======== Texte extrait

Un peuple qui cultive peu la terre, que rien n’attache, doit s’exiler facilement ; il trouvera partout le peu qu’il laisse dans son pays. L’Albanais en effet émigré sans peine ; bien que la race ne soit pas nombreuse, on voit qu’elle se divise en trois groupes principaux partagés entre des pays très différens. Il y a des clans schkipétars dans toute la Turquie d’Europe et jusqu’en Autriche. L’empire ottoman est le seul pays où des tribus entières puissent aujourd’hui changer de territoire et trouver des campagnes libres où elles s’établissent ; encore ces migrations rencontrent-elles des obstacles et le gouvernement veut-il les régler. Cette nouvelle situation est la seule cause qui ait mis fin aux migrations albanaises. L’état barbare plus encore que le grand nombre des habitans est la raison de la plupart des invasions primitives. La tchètas ou razzia est une autre conséquence du caractère de ce peuple. Descendre chez la tribu voisine, surtout si elle est d’une autre religion, piller ses troupeaux est un plaisir qui assure de bons profits pour le temps du repos. La tchètas se retrouve chez toutes les tribus qui naissent à peine à la civilisation. Les prétextes d’attaque ne sont même pas nécessaires : l’étranger, qui est l’ennemi naturel, ou plutôt l’indifférent envers lequel les obligations sont nulles, doit faire bonne garde ; le coupable est celui qui se laisse surprendre.

================
======== Extraits de données

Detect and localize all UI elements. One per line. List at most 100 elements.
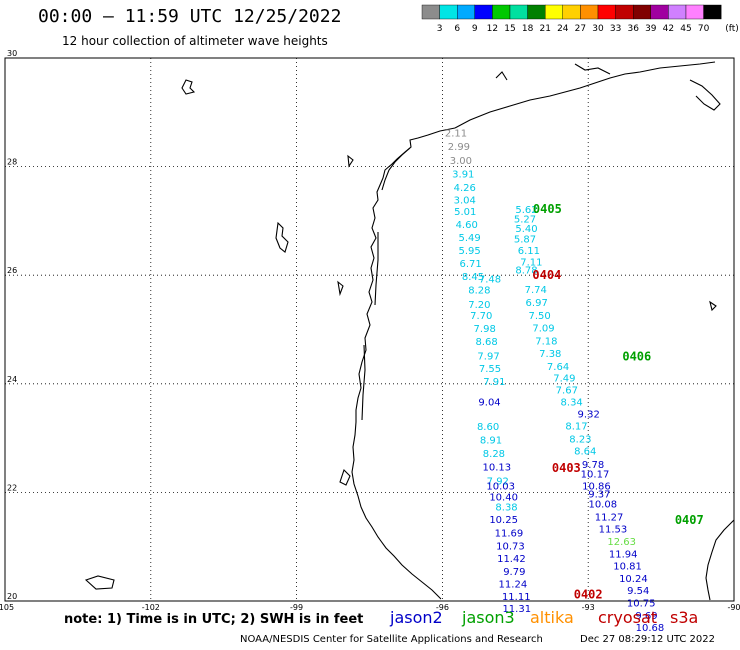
legend-jason3: jason3 xyxy=(462,608,515,627)
color-swatch xyxy=(633,4,652,20)
wave-height-value: 6.97 xyxy=(526,298,548,309)
lat-tick-label: 20 xyxy=(7,592,17,601)
wave-height-value: 7.92 xyxy=(487,476,509,487)
color-swatch xyxy=(509,4,528,20)
color-scale-unit: (ft) xyxy=(725,24,739,34)
color-scale-label: 6 xyxy=(454,24,460,34)
wave-height-value: 8.45 xyxy=(462,272,484,283)
legend-s3a: s3a xyxy=(670,608,699,627)
color-swatch xyxy=(685,4,704,20)
color-swatch xyxy=(580,4,599,20)
barrier-island-2 xyxy=(374,232,379,306)
color-swatch xyxy=(492,4,511,20)
color-scale-label: 9 xyxy=(472,24,478,34)
bay-1 xyxy=(574,63,611,75)
wave-height-value: 10.13 xyxy=(483,463,512,474)
color-scale-label: 42 xyxy=(663,24,674,34)
wave-height-points: 2.11 2.99 3.00 3.91 4.26 3.045.01 4.60 5.49 5.95… xyxy=(445,129,664,634)
wave-height-value: 5.27 xyxy=(514,215,536,226)
color-swatch xyxy=(545,4,564,20)
wave-height-value: 9.78 xyxy=(582,460,604,471)
bay-2 xyxy=(495,71,508,81)
wave-height-value: 10.73 xyxy=(496,541,525,552)
louisiana-coast xyxy=(454,61,716,129)
orbit-track-number: 0404 xyxy=(532,268,561,282)
color-swatch xyxy=(474,4,493,20)
orbit-track-labels: 0405 0404 0406 0403 0407 0402 xyxy=(532,202,703,602)
wave-height-value: 10.24 xyxy=(619,574,648,585)
color-scale-legend: 3 6 9 12 15 18 21 24 27 30 33 36 39 42 45 70 (ft) xyxy=(421,4,739,34)
lake-1 xyxy=(181,79,196,95)
color-scale-label: 36 xyxy=(627,24,639,34)
wave-height-value: 10.86 xyxy=(582,482,611,493)
wave-height-value: 5.87 xyxy=(514,235,536,246)
wave-height-value: 9.54 xyxy=(627,586,649,597)
wave-height-value: 4.26 xyxy=(454,183,476,194)
orbit-track-number: 0403 xyxy=(552,461,581,475)
color-swatch xyxy=(439,4,458,20)
wave-height-value: 10.03 xyxy=(486,482,515,493)
wave-height-value: 7.09 xyxy=(532,324,554,335)
wave-height-value: 12.63 xyxy=(607,537,636,548)
wave-height-value: 10.81 xyxy=(613,562,642,573)
footer-note: note: 1) Time is in UTC; 2) SWH is in fe… xyxy=(64,612,364,627)
wave-height-value: 7.18 xyxy=(535,337,557,348)
wave-height-value: 8.91 xyxy=(480,436,502,447)
wave-height-value: 9.32 xyxy=(578,409,600,420)
color-scale-label: 21 xyxy=(539,24,550,34)
map-title: 00:00 – 11:59 UTC 12/25/2022 xyxy=(38,6,342,27)
wave-height-value: 11.27 xyxy=(595,513,624,524)
color-scale-label: 70 xyxy=(698,24,710,34)
lake-2 xyxy=(275,221,289,253)
color-scale-label: 39 xyxy=(645,24,657,34)
lat-tick-label: 24 xyxy=(7,375,17,384)
axis-tick-labels: -105 -102 -99 -96 -93 -90 30 28 26 24 22 20 xyxy=(0,49,740,612)
wave-height-value: 8.28 xyxy=(468,286,490,297)
color-scale-label: 30 xyxy=(592,24,604,34)
color-scale-label: 15 xyxy=(504,24,515,34)
wave-height-value: 7.70 xyxy=(470,311,492,322)
wave-height-value: 8.60 xyxy=(477,422,499,433)
wave-height-value: 3.91 xyxy=(452,169,474,180)
wave-height-value: 11.94 xyxy=(609,550,638,561)
mississippi-delta xyxy=(689,79,721,111)
color-swatch xyxy=(703,4,722,20)
wave-height-value: 11.53 xyxy=(599,525,628,536)
wave-height-value: 7.38 xyxy=(539,349,561,360)
color-swatch xyxy=(527,4,546,20)
wave-height-value: 11.24 xyxy=(499,579,528,590)
wave-height-value: 10.17 xyxy=(581,470,610,481)
lon-tick-label: -102 xyxy=(142,603,160,612)
lat-tick-label: 28 xyxy=(7,158,17,167)
color-swatch xyxy=(421,4,440,20)
wave-height-value: 7.67 xyxy=(556,386,578,397)
lat-tick-label: 30 xyxy=(7,49,17,58)
wave-height-value: 7.55 xyxy=(479,364,501,375)
lat-tick-label: 22 xyxy=(7,483,17,492)
color-swatch xyxy=(597,4,616,20)
wave-height-value: 8.34 xyxy=(561,398,583,409)
wave-height-value: 10.40 xyxy=(489,493,518,504)
wave-height-value: 5.62 xyxy=(515,205,537,216)
lake-6 xyxy=(337,280,344,297)
wave-height-value: 5.95 xyxy=(458,246,480,257)
lon-tick-label: -90 xyxy=(727,603,740,612)
wave-height-value: 10.08 xyxy=(588,500,617,511)
lon-tick-label: -99 xyxy=(290,603,303,612)
color-scale-label: 18 xyxy=(522,24,534,34)
wave-height-value: 10.75 xyxy=(627,598,656,609)
map-subtitle: 12 hour collection of altimeter wave hei… xyxy=(62,34,328,48)
wave-height-value: 8.68 xyxy=(475,337,497,348)
wave-height-value: 7.48 xyxy=(479,274,501,285)
credit-text: NOAA/NESDIS Center for Satellite Applica… xyxy=(240,634,543,645)
wave-height-value: 8.38 xyxy=(495,502,517,513)
wave-height-value: 2.11 xyxy=(445,129,467,140)
lat-lon-grid xyxy=(5,58,734,601)
color-scale-label: 45 xyxy=(680,24,691,34)
wave-height-value: 5.01 xyxy=(454,207,476,218)
wave-height-value: 7.74 xyxy=(525,285,547,296)
wave-height-value: 5.49 xyxy=(458,233,480,244)
wave-height-value: 7.49 xyxy=(553,374,575,385)
color-scale-label: 24 xyxy=(557,24,569,34)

================

• **Consignes de l'exercice**:
a - Résumez sous forme de liste le paragraphe du texte sur les Albanais qui commence par « Un peuple qui cultive peu la terre ». Conservez-en les faits principaux.
b - Dans les enregistrements, recopiez mot pour mot, s'il vous plaît, tout ce qui va de la ligne contenant « legend-jason3: jason3 xyxy=(462,608,515,627) » jusqu'à celle contenant « color-scale-label: 42 xyxy=(663,24,674,34) », ces deux lignes comprises.
Les enregistrements n'ont aucun lien avec le texte sur les Albanais.

• **Liste des réponses**:
a -
- Un peuple qui cultive peu la terre et que rien n'attache s'exile facilement.
- Les Albanais émigrent sans peine. Leur race, peu nombreuse, se divise en trois groupes principaux répartis entre des pays très différents.
- On trouve des clans schkipétars dans toute la Turquie d'Europe et jusqu'en Autriche.
- L'empire ottoman est le seul pays où des tribus entières peuvent encore changer de territoire et s'établir sur des campagnes libres. Ces migrations rencontrent toutefois des obstacles, et le gouvernement veut les régler.
- Cette nouvelle situation est la seule cause qui a mis fin aux migrations albanaises.
- L'état barbare, plus encore que le grand nombre d'habitants, explique la plupart des invasions primitives.
- La tchètas, ou razzia, est une autre conséquence du caractère de ce peuple. Elle consiste à descendre chez la tribu voisine, surtout si elle est d'une autre religion, et à piller ses troupeaux. C'est un plaisir qui assure de bons profits pour le temps du repos.
- On la retrouve chez toutes les tribus qui naissent à peine à la civilisation.
- Aucun prétexte d'attaque n'est nécessaire. L'étranger, ennemi naturel ou indifférent envers qui l'on n'a aucune obligation, doit faire bonne garde, car le coupable est celui qui se laisse surprendre.

b -
legend-jason3: jason3 xyxy=(462,608,515,627)
color-swatch xyxy=(633,4,652,20)
wave-height-value: 6.97 xyxy=(526,298,548,309)
lat-tick-label: 20 xyxy=(7,592,17,601)
wave-height-value: 7.92 xyxy=(487,476,509,487)
color-swatch xyxy=(509,4,528,20)
color-scale-unit: (ft) xyxy=(725,24,739,34)
color-scale-label: 6 xyxy=(454,24,460,34)
wave-height-value: 8.45 xyxy=(462,272,484,283)
legend-s3a: s3a xyxy=(670,608,699,627)
color-swatch xyxy=(685,4,704,20)
color-swatch xyxy=(580,4,599,20)
barrier-island-2 xyxy=(374,232,379,306)
color-swatch xyxy=(492,4,511,20)
color-scale-label: 9 xyxy=(472,24,478,34)
bay-1 xyxy=(574,63,611,75)
wave-height-value: 10.13 xyxy=(483,463,512,474)
color-scale-label: 42 xyxy=(663,24,674,34)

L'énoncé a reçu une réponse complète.